───── Dataset content

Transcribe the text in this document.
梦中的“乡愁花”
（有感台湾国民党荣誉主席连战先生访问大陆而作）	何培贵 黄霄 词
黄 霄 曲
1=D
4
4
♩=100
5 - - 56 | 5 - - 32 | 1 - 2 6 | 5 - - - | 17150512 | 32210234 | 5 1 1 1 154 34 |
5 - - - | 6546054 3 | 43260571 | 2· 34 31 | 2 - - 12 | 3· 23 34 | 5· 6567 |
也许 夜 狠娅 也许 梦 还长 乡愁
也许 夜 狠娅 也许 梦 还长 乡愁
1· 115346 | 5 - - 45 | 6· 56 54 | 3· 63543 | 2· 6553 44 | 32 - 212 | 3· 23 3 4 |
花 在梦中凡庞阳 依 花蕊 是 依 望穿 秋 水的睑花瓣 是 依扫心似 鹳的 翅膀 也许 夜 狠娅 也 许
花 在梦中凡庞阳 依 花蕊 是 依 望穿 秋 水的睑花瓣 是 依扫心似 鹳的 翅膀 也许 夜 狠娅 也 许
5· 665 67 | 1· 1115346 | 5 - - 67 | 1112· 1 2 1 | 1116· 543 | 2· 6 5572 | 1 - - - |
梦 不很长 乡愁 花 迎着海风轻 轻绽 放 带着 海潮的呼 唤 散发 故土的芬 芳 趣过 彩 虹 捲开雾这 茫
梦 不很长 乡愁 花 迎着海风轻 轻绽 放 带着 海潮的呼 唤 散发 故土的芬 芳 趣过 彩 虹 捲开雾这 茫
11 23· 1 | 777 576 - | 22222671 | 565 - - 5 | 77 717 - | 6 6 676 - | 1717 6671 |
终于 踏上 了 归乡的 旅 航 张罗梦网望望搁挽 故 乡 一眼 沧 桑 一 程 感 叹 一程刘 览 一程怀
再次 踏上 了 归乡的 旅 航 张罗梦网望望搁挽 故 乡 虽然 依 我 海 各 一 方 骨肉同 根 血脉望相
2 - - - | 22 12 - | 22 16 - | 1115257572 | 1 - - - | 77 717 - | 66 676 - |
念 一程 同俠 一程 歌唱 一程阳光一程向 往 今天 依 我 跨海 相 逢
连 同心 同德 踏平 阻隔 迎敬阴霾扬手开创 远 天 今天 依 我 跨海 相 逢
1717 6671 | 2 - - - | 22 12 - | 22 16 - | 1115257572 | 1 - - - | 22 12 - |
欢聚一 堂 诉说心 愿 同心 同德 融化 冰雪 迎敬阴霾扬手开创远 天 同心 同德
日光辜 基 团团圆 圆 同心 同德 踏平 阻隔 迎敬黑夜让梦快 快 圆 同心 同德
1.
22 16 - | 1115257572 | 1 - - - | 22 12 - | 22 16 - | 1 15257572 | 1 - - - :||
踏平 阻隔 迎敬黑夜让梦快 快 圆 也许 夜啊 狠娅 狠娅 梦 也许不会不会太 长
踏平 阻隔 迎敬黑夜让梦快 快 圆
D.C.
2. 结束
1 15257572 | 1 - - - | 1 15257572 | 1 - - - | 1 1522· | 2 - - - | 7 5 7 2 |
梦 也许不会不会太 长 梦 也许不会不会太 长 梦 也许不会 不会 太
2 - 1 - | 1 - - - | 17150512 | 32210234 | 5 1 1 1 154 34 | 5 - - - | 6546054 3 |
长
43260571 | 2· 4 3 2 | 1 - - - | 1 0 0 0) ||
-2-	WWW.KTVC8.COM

──────────

### Exercise goal
The records above should be repeated in full, exactly as given.

### Exercise solution
Transcribe the text in this document.
梦中的“乡愁花”
（有感台湾国民党荣誉主席连战先生访问大陆而作）	何培贵 黄霄 词
黄 霄 曲
1=D
4
4
♩=100
5 - - 56 | 5 - - 32 | 1 - 2 6 | 5 - - - | 17150512 | 32210234 | 5 1 1 1 154 34 |
5 - - - | 6546054 3 | 43260571 | 2· 34 31 | 2 - - 12 | 3· 23 34 | 5· 6567 |
也许 夜 狠娅 也许 梦 还长 乡愁
也许 夜 狠娅 也许 梦 还长 乡愁
1· 115346 | 5 - - 45 | 6· 56 54 | 3· 63543 | 2· 6553 44 | 32 - 212 | 3· 23 3 4 |
花 在梦中凡庞阳 依 花蕊 是 依 望穿 秋 水的睑花瓣 是 依扫心似 鹳的 翅膀 也许 夜 狠娅 也 许
花 在梦中凡庞阳 依 花蕊 是 依 望穿 秋 水的睑花瓣 是 依扫心似 鹳的 翅膀 也许 夜 狠娅 也 许
5· 665 67 | 1· 1115346 | 5 - - 67 | 1112· 1 2 1 | 1116· 543 | 2· 6 5572 | 1 - - - |
梦 不很长 乡愁 花 迎着海风轻 轻绽 放 带着 海潮的呼 唤 散发 故土的芬 芳 趣过 彩 虹 捲开雾这 茫
梦 不很长 乡愁 花 迎着海风轻 轻绽 放 带着 海潮的呼 唤 散发 故土的芬 芳 趣过 彩 虹 捲开雾这 茫
11 23· 1 | 777 576 - | 22222671 | 565 - - 5 | 77 717 - | 6 6 676 - | 1717 6671 |
终于 踏上 了 归乡的 旅 航 张罗梦网望望搁挽 故 乡 一眼 沧 桑 一 程 感 叹 一程刘 览 一程怀
再次 踏上 了 归乡的 旅 航 张罗梦网望望搁挽 故 乡 虽然 依 我 海 各 一 方 骨肉同 根 血脉望相
2 - - - | 22 12 - | 22 16 - | 1115257572 | 1 - - - | 77 717 - | 66 676 - |
念 一程 同俠 一程 歌唱 一程阳光一程向 往 今天 依 我 跨海 相 逢
连 同心 同德 踏平 阻隔 迎敬阴霾扬手开创 远 天 今天 依 我 跨海 相 逢
1717 6671 | 2 - - - | 22 12 - | 22 16 - | 1115257572 | 1 - - - | 22 12 - |
欢聚一 堂 诉说心 愿 同心 同德 融化 冰雪 迎敬阴霾扬手开创远 天 同心 同德
日光辜 基 团团圆 圆 同心 同德 踏平 阻隔 迎敬黑夜让梦快 快 圆 同心 同德
1.
22 16 - | 1115257572 | 1 - - - | 22 12 - | 22 16 - | 1 15257572 | 1 - - - :||
踏平 阻隔 迎敬黑夜让梦快 快 圆 也许 夜啊 狠娅 狠娅 梦 也许不会不会太 长
踏平 阻隔 迎敬黑夜让梦快 快 圆
D.C.
2. 结束
1 15257572 | 1 - - - | 1 15257572 | 1 - - - | 1 1522· | 2 - - - | 7 5 7 2 |
梦 也许不会不会太 长 梦 也许不会不会太 长 梦 也许不会 不会 太
2 - 1 - | 1 - - - | 17150512 | 32210234 | 5 1 1 1 154 34 | 5 - - - | 6546054 3 |
长
43260571 | 2· 4 3 2 | 1 - - - | 1 0 0 0) ||
-2-	WWW.KTVC8.COM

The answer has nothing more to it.